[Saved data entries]
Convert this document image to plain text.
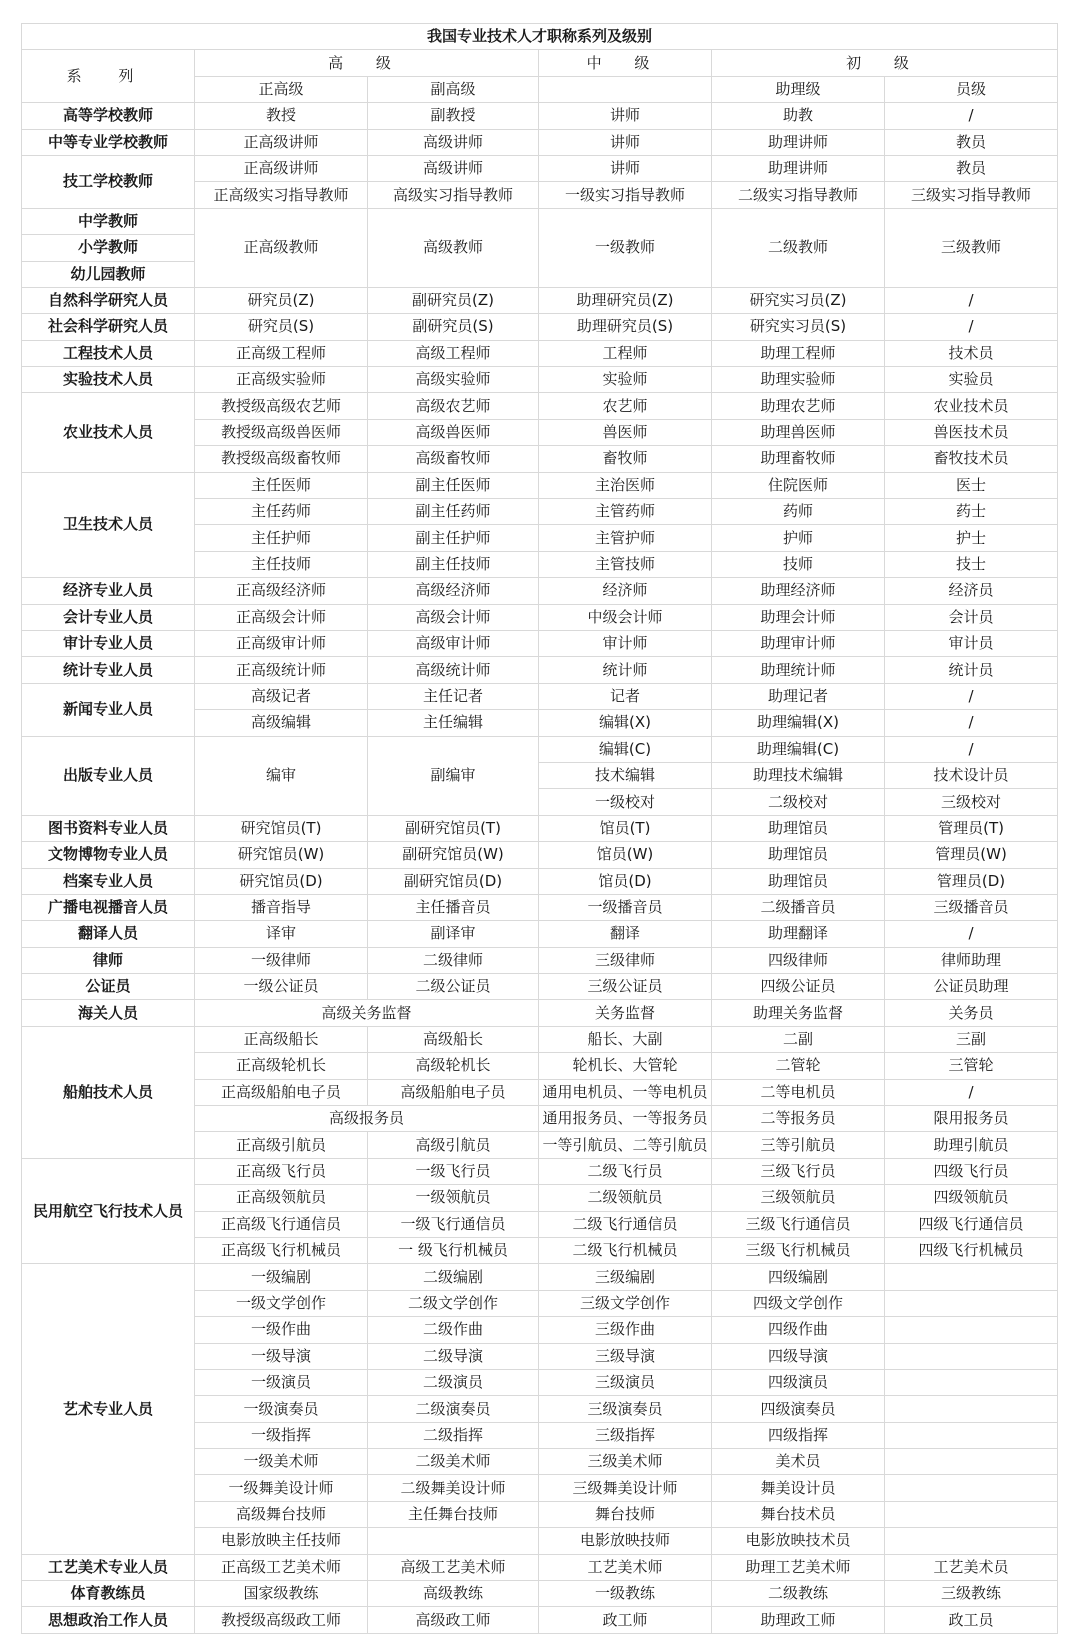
我国专业技术人才职称系列及级别					
系 列	高 级		中 级	初 级	
	正高级	副高级		助理级	员级
高等学校教师	教授	副教授	讲师	助教	/
中等专业学校教师	正高级讲师	高级讲师	讲师	助理讲师	教员
技工学校教师	正高级讲师	高级讲师	讲师	助理讲师	教员
	正高级实习指导教师	高级实习指导教师	一级实习指导教师	二级实习指导教师	三级实习指导教师
中学教师	正高级教师	高级教师	一级教师	二级教师	三级教师
小学教师					
幼儿园教师					
自然科学研究人员	研究员(Z)	副研究员(Z)	助理研究员(Z)	研究实习员(Z)	/
社会科学研究人员	研究员(S)	副研究员(S)	助理研究员(S)	研究实习员(S)	/
工程技术人员	正高级工程师	高级工程师	工程师	助理工程师	技术员
实验技术人员	正高级实验师	高级实验师	实验师	助理实验师	实验员
农业技术人员	教授级高级农艺师	高级农艺师	农艺师	助理农艺师	农业技术员
	教授级高级兽医师	高级兽医师	兽医师	助理兽医师	兽医技术员
	教授级高级畜牧师	高级畜牧师	畜牧师	助理畜牧师	畜牧技术员
卫生技术人员	主任医师	副主任医师	主治医师	住院医师	医士
	主任药师	副主任药师	主管药师	药师	药士
	主任护师	副主任护师	主管护师	护师	护士
	主任技师	副主任技师	主管技师	技师	技士
经济专业人员	正高级经济师	高级经济师	经济师	助理经济师	经济员
会计专业人员	正高级会计师	高级会计师	中级会计师	助理会计师	会计员
审计专业人员	正高级审计师	高级审计师	审计师	助理审计师	审计员
统计专业人员	正高级统计师	高级统计师	统计师	助理统计师	统计员
新闻专业人员	高级记者	主任记者	记者	助理记者	/
	高级编辑	主任编辑	编辑(X)	助理编辑(X)	/
出版专业人员	编审	副编审	编辑(C)	助理编辑(C)	/
			技术编辑	助理技术编辑	技术设计员
			一级校对	二级校对	三级校对
图书资料专业人员	研究馆员(T)	副研究馆员(T)	馆员(T)	助理馆员	管理员(T)
文物博物专业人员	研究馆员(W)	副研究馆员(W)	馆员(W)	助理馆员	管理员(W)
档案专业人员	研究馆员(D)	副研究馆员(D)	馆员(D)	助理馆员	管理员(D)
广播电视播音人员	播音指导	主任播音员	一级播音员	二级播音员	三级播音员
翻译人员	译审	副译审	翻译	助理翻译	/
律师	一级律师	二级律师	三级律师	四级律师	律师助理
公证员	一级公证员	二级公证员	三级公证员	四级公证员	公证员助理
海关人员	高级关务监督		关务监督	助理关务监督	关务员
船舶技术人员	正高级船长	高级船长	船长、大副	二副	三副
	正高级轮机长	高级轮机长	轮机长、大管轮	二管轮	三管轮
	正高级船舶电子员	高级船舶电子员	通用电机员、一等电机员	二等电机员	/
	高级报务员		通用报务员、一等报务员	二等报务员	限用报务员
	正高级引航员	高级引航员	一等引航员、二等引航员	三等引航员	助理引航员
民用航空飞行技术人员	正高级飞行员	一级飞行员	二级飞行员	三级飞行员	四级飞行员
	正高级领航员	一级领航员	二级领航员	三级领航员	四级领航员
	正高级飞行通信员	一级飞行通信员	二级飞行通信员	三级飞行通信员	四级飞行通信员
	正高级飞行机械员	一 级飞行机械员	二级飞行机械员	三级飞行机械员	四级飞行机械员
艺术专业人员	一级编剧	二级编剧	三级编剧	四级编剧	
	一级文学创作	二级文学创作	三级文学创作	四级文学创作	
	一级作曲	二级作曲	三级作曲	四级作曲	
	一级导演	二级导演	三级导演	四级导演	
	一级演员	二级演员	三级演员	四级演员	
	一级演奏员	二级演奏员	三级演奏员	四级演奏员	
	一级指挥	二级指挥	三级指挥	四级指挥	
	一级美术师	二级美术师	三级美术师	美术员	
	一级舞美设计师	二级舞美设计师	三级舞美设计师	舞美设计员	
	高级舞台技师	主任舞台技师	舞台技师	舞台技术员	
	电影放映主任技师		电影放映技师	电影放映技术员	
工艺美术专业人员	正高级工艺美术师	高级工艺美术师	工艺美术师	助理工艺美术师	工艺美术员
体育教练员	国家级教练	高级教练	一级教练	二级教练	三级教练
思想政治工作人员	教授级高级政工师	高级政工师	政工师	助理政工师	政工员
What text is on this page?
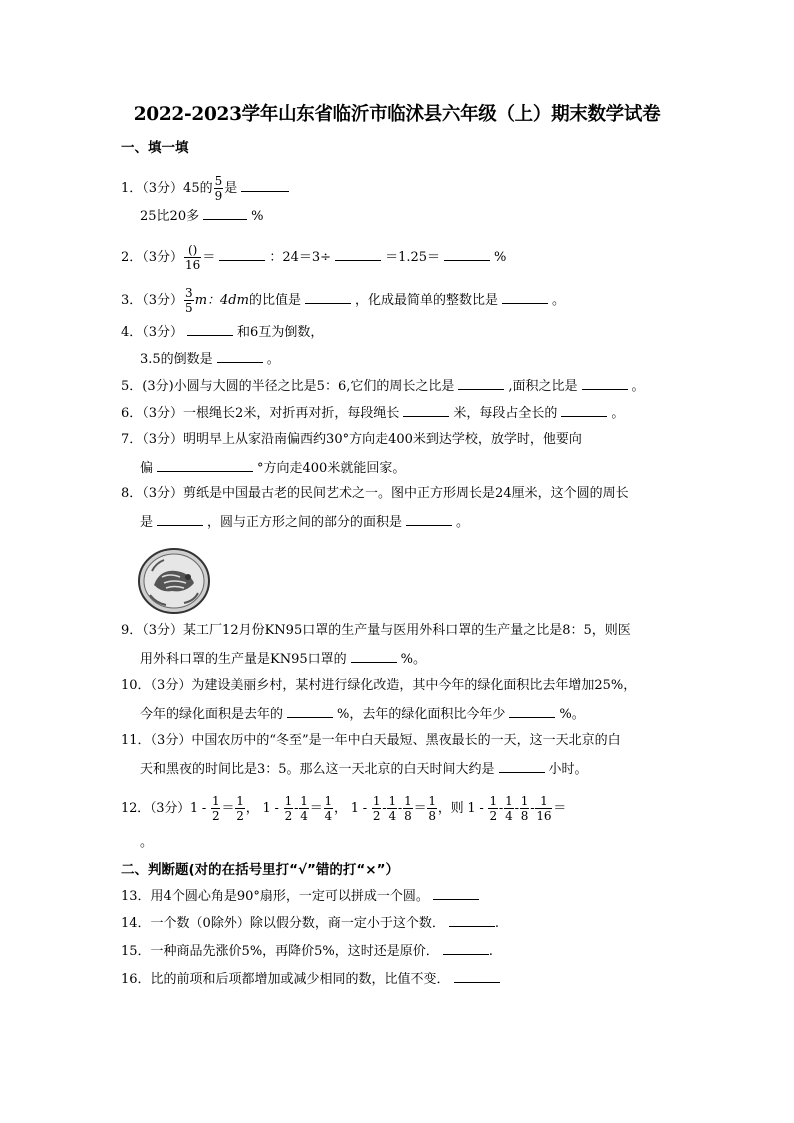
2022-2023学年山东省临沂市临沭县六年级（上）期末数学试卷
一、填一填
1．（3分）45的 $\frac{5}{9}$ 是
25比20多	%
2．（3分） $\frac{()}{16}$ ＝	：24＝3÷	＝1.25＝	%
3．（3分） $\frac{3}{5}$ m：4dm的比值是	，化成最简单的整数比是	。
4．（3分）	和6互为倒数，
3.5的倒数是	。
5．(3分)小圆与大圆的半径之比是5：6,它们的周长之比是	,面积之比是	。
6．（3分）一根绳长2米，对折再对折，每段绳长	米，每段占全长的	。
7．（3分）明明早上从家沿南偏西约30°方向走400米到达学校，放学时，他要向
偏	°方向走400米就能回家。
8．（3分）剪纸是中国最古老的民间艺术之一。图中正方形周长是24厘米，这个圆的周长
是	，圆与正方形之间的部分的面积是	。
9．（3分）某工厂12月份KN95口罩的生产量与医用外科口罩的生产量之比是8：5，则医
用外科口罩的生产量是KN95口罩的	%。
10．（3分）为建设美丽乡村，某村进行绿化改造，其中今年的绿化面积比去年增加25%，
今年的绿化面积是去年的	%，去年的绿化面积比今年少	%。
11．（3分）中国农历中的“冬至”是一年中白天最短、黑夜最长的一天，这一天北京的白
天和黑夜的时间比是3：5。那么这一天北京的白天时间大约是	小时。
12．（3分）$1 - \frac{1}{2} = \frac{1}{2}$ ， $1 - \frac{1}{2} - \frac{1}{4} = \frac{1}{4}$ ， $1 - \frac{1}{2} - \frac{1}{4} - \frac{1}{8} = \frac{1}{8}$ ，则 $1 - \frac{1}{2} - \frac{1}{4} - \frac{1}{8} - \frac{1}{16}$ ＝
。
二、判断题(对的在括号里打“√”错的打“×”）
13．用4个圆心角是90°扇形，一定可以拼成一个圆。
14．一个数（0除外）除以假分数，商一定小于这个数．	.
15．一种商品先涨价5%，再降价5%，这时还是原价．	.
16．比的前项和后项都增加或减少相同的数，比值不变．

● **TASK STATEMENT**:
Find each line that has the word "助理馆员", then copy it out.

● **SOLUTION TO THIS TASK**:
图书资料专业人员	研究馆员(T)	副研究馆员(T)	馆员(T)	助理馆员	管理员(T)
文物博物专业人员	研究馆员(W)	副研究馆员(W)	馆员(W)	助理馆员	管理员(W)
档案专业人员	研究馆员(D)	副研究馆员(D)	馆员(D)	助理馆员	管理员(D)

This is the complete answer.